Exercise task –
Each entry below should be reproduced character for character.

Start

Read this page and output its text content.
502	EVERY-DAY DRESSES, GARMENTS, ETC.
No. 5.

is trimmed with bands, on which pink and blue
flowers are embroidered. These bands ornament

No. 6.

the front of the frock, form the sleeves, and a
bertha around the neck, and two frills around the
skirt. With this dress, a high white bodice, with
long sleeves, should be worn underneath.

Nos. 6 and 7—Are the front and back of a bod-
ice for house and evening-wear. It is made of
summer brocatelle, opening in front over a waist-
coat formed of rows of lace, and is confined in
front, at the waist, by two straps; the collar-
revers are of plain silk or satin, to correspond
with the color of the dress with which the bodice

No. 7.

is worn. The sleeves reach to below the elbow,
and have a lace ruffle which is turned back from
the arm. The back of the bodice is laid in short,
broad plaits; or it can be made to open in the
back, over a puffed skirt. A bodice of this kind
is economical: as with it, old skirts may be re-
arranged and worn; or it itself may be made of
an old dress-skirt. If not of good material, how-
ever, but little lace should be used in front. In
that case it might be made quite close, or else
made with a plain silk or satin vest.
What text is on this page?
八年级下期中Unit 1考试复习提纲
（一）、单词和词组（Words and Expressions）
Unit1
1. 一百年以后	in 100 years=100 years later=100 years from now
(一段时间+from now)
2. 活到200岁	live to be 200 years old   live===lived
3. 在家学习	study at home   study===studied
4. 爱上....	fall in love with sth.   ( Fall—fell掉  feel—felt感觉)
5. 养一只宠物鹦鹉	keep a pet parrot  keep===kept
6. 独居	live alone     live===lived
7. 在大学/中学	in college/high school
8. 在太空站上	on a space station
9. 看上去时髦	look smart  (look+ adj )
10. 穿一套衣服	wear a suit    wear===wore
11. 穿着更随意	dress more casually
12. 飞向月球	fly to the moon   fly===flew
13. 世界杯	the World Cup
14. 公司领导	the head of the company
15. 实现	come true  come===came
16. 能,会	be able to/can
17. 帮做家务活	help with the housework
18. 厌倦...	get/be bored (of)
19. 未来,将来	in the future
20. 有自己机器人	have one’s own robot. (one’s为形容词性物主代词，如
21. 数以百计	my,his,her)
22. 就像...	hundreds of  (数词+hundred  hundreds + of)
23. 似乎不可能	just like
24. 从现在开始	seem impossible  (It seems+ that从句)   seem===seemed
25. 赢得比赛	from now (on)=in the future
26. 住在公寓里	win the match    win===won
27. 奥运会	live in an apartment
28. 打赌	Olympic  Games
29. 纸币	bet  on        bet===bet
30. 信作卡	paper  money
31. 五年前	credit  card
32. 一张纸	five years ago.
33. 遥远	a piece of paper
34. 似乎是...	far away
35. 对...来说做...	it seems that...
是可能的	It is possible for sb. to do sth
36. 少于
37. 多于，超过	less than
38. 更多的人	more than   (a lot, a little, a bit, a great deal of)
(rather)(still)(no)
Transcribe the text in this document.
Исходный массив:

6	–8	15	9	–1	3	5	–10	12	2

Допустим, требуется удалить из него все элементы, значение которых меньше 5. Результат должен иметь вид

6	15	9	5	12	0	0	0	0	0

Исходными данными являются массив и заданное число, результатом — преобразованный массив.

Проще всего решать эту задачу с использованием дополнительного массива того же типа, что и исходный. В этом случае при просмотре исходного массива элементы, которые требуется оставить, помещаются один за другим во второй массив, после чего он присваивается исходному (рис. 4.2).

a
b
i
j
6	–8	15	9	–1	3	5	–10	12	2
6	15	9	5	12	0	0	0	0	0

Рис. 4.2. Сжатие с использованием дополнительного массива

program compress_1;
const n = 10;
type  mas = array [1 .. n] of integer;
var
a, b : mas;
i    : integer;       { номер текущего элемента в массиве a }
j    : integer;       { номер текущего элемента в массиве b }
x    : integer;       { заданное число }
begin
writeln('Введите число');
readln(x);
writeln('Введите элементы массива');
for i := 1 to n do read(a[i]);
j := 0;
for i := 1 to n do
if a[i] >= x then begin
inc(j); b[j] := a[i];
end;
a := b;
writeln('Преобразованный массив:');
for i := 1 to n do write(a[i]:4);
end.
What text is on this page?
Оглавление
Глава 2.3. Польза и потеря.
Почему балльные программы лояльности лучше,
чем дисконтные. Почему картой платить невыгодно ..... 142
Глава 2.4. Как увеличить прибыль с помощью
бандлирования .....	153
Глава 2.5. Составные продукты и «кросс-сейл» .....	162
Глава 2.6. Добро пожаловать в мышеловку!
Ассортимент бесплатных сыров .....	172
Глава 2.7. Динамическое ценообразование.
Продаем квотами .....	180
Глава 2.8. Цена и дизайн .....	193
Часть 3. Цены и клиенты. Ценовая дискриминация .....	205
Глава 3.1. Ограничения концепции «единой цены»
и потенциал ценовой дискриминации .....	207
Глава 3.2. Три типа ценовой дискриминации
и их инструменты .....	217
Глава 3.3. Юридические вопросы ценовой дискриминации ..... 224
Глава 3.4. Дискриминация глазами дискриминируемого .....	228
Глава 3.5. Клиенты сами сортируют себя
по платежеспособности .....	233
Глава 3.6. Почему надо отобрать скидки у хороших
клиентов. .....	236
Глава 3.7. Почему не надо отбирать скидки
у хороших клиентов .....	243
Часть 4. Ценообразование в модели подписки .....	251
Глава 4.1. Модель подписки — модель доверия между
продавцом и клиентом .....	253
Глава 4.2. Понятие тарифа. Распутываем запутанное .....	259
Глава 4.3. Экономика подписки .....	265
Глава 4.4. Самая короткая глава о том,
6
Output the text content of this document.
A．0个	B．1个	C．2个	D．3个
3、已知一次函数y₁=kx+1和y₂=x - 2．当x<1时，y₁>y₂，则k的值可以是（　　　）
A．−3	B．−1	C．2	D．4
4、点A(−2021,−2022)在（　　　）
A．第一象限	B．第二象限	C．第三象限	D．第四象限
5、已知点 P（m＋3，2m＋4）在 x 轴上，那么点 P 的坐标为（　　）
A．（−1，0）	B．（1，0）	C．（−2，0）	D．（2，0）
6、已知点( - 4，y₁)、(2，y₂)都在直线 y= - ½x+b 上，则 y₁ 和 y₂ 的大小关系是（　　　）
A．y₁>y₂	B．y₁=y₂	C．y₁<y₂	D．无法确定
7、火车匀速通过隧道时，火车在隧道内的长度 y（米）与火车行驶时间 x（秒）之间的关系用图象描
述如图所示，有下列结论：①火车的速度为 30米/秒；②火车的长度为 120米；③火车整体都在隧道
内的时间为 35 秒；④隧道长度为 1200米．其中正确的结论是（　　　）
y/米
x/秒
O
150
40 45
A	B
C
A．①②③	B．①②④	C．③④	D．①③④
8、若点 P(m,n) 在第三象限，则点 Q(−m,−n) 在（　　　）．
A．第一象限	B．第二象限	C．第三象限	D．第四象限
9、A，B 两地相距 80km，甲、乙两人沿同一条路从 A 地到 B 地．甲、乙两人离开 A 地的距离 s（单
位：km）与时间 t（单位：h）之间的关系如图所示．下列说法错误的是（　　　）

End

Complete response –
Read this page and output its text content.
502	EVERY-DAY DRESSES, GARMENTS, ETC.
No. 5.

is trimmed with bands, on which pink and blue
flowers are embroidered. These bands ornament

No. 6.

the front of the frock, form the sleeves, and a
bertha around the neck, and two frills around the
skirt. With this dress, a high white bodice, with
long sleeves, should be worn underneath.

Nos. 6 and 7—Are the front and back of a bod-
ice for house and evening-wear. It is made of
summer brocatelle, opening in front over a waist-
coat formed of rows of lace, and is confined in
front, at the waist, by two straps; the collar-
revers are of plain silk or satin, to correspond
with the color of the dress with which the bodice

No. 7.

is worn. The sleeves reach to below the elbow,
and have a lace ruffle which is turned back from
the arm. The back of the bodice is laid in short,
broad plaits; or it can be made to open in the
back, over a puffed skirt. A bodice of this kind
is economical: as with it, old skirts may be re-
arranged and worn; or it itself may be made of
an old dress-skirt. If not of good material, how-
ever, but little lace should be used in front. In
that case it might be made quite close, or else
made with a plain silk or satin vest.
What text is on this page?
八年级下期中Unit 1考试复习提纲
（一）、单词和词组（Words and Expressions）
Unit1
1. 一百年以后	in 100 years=100 years later=100 years from now
(一段时间+from now)
2. 活到200岁	live to be 200 years old   live===lived
3. 在家学习	study at home   study===studied
4. 爱上....	fall in love with sth.   ( Fall—fell掉  feel—felt感觉)
5. 养一只宠物鹦鹉	keep a pet parrot  keep===kept
6. 独居	live alone     live===lived
7. 在大学/中学	in college/high school
8. 在太空站上	on a space station
9. 看上去时髦	look smart  (look+ adj )
10. 穿一套衣服	wear a suit    wear===wore
11. 穿着更随意	dress more casually
12. 飞向月球	fly to the moon   fly===flew
13. 世界杯	the World Cup
14. 公司领导	the head of the company
15. 实现	come true  come===came
16. 能,会	be able to/can
17. 帮做家务活	help with the housework
18. 厌倦...	get/be bored (of)
19. 未来,将来	in the future
20. 有自己机器人	have one’s own robot. (one’s为形容词性物主代词，如
21. 数以百计	my,his,her)
22. 就像...	hundreds of  (数词+hundred  hundreds + of)
23. 似乎不可能	just like
24. 从现在开始	seem impossible  (It seems+ that从句)   seem===seemed
25. 赢得比赛	from now (on)=in the future
26. 住在公寓里	win the match    win===won
27. 奥运会	live in an apartment
28. 打赌	Olympic  Games
29. 纸币	bet  on        bet===bet
30. 信作卡	paper  money
31. 五年前	credit  card
32. 一张纸	five years ago.
33. 遥远	a piece of paper
34. 似乎是...	far away
35. 对...来说做...	it seems that...
是可能的	It is possible for sb. to do sth
36. 少于
37. 多于，超过	less than
38. 更多的人	more than   (a lot, a little, a bit, a great deal of)
(rather)(still)(no)
Transcribe the text in this document.
Исходный массив:

6	–8	15	9	–1	3	5	–10	12	2

Допустим, требуется удалить из него все элементы, значение которых меньше 5. Результат должен иметь вид

6	15	9	5	12	0	0	0	0	0

Исходными данными являются массив и заданное число, результатом — преобразованный массив.

Проще всего решать эту задачу с использованием дополнительного массива того же типа, что и исходный. В этом случае при просмотре исходного массива элементы, которые требуется оставить, помещаются один за другим во второй массив, после чего он присваивается исходному (рис. 4.2).

a
b
i
j
6	–8	15	9	–1	3	5	–10	12	2
6	15	9	5	12	0	0	0	0	0

Рис. 4.2. Сжатие с использованием дополнительного массива

program compress_1;
const n = 10;
type  mas = array [1 .. n] of integer;
var
a, b : mas;
i    : integer;       { номер текущего элемента в массиве a }
j    : integer;       { номер текущего элемента в массиве b }
x    : integer;       { заданное число }
begin
writeln('Введите число');
readln(x);
writeln('Введите элементы массива');
for i := 1 to n do read(a[i]);
j := 0;
for i := 1 to n do
if a[i] >= x then begin
inc(j); b[j] := a[i];
end;
a := b;
writeln('Преобразованный массив:');
for i := 1 to n do write(a[i]:4);
end.
What text is on this page?
Оглавление
Глава 2.3. Польза и потеря.
Почему балльные программы лояльности лучше,
чем дисконтные. Почему картой платить невыгодно ..... 142
Глава 2.4. Как увеличить прибыль с помощью
бандлирования .....	153
Глава 2.5. Составные продукты и «кросс-сейл» .....	162
Глава 2.6. Добро пожаловать в мышеловку!
Ассортимент бесплатных сыров .....	172
Глава 2.7. Динамическое ценообразование.
Продаем квотами .....	180
Глава 2.8. Цена и дизайн .....	193
Часть 3. Цены и клиенты. Ценовая дискриминация .....	205
Глава 3.1. Ограничения концепции «единой цены»
и потенциал ценовой дискриминации .....	207
Глава 3.2. Три типа ценовой дискриминации
и их инструменты .....	217
Глава 3.3. Юридические вопросы ценовой дискриминации ..... 224
Глава 3.4. Дискриминация глазами дискриминируемого .....	228
Глава 3.5. Клиенты сами сортируют себя
по платежеспособности .....	233
Глава 3.6. Почему надо отобрать скидки у хороших
клиентов. .....	236
Глава 3.7. Почему не надо отбирать скидки
у хороших клиентов .....	243
Часть 4. Ценообразование в модели подписки .....	251
Глава 4.1. Модель подписки — модель доверия между
продавцом и клиентом .....	253
Глава 4.2. Понятие тарифа. Распутываем запутанное .....	259
Глава 4.3. Экономика подписки .....	265
Глава 4.4. Самая короткая глава о том,
6
Output the text content of this document.
A．0个	B．1个	C．2个	D．3个
3、已知一次函数y₁=kx+1和y₂=x - 2．当x<1时，y₁>y₂，则k的值可以是（　　　）
A．−3	B．−1	C．2	D．4
4、点A(−2021,−2022)在（　　　）
A．第一象限	B．第二象限	C．第三象限	D．第四象限
5、已知点 P（m＋3，2m＋4）在 x 轴上，那么点 P 的坐标为（　　）
A．（−1，0）	B．（1，0）	C．（−2，0）	D．（2，0）
6、已知点( - 4，y₁)、(2，y₂)都在直线 y= - ½x+b 上，则 y₁ 和 y₂ 的大小关系是（　　　）
A．y₁>y₂	B．y₁=y₂	C．y₁<y₂	D．无法确定
7、火车匀速通过隧道时，火车在隧道内的长度 y（米）与火车行驶时间 x（秒）之间的关系用图象描
述如图所示，有下列结论：①火车的速度为 30米/秒；②火车的长度为 120米；③火车整体都在隧道
内的时间为 35 秒；④隧道长度为 1200米．其中正确的结论是（　　　）
y/米
x/秒
O
150
40 45
A	B
C
A．①②③	B．①②④	C．③④	D．①③④
8、若点 P(m,n) 在第三象限，则点 Q(−m,−n) 在（　　　）．
A．第一象限	B．第二象限	C．第三象限	D．第四象限
9、A，B 两地相距 80km，甲、乙两人沿同一条路从 A 地到 B 地．甲、乙两人离开 A 地的距离 s（单
位：km）与时间 t（单位：h）之间的关系如图所示．下列说法错误的是（　　　）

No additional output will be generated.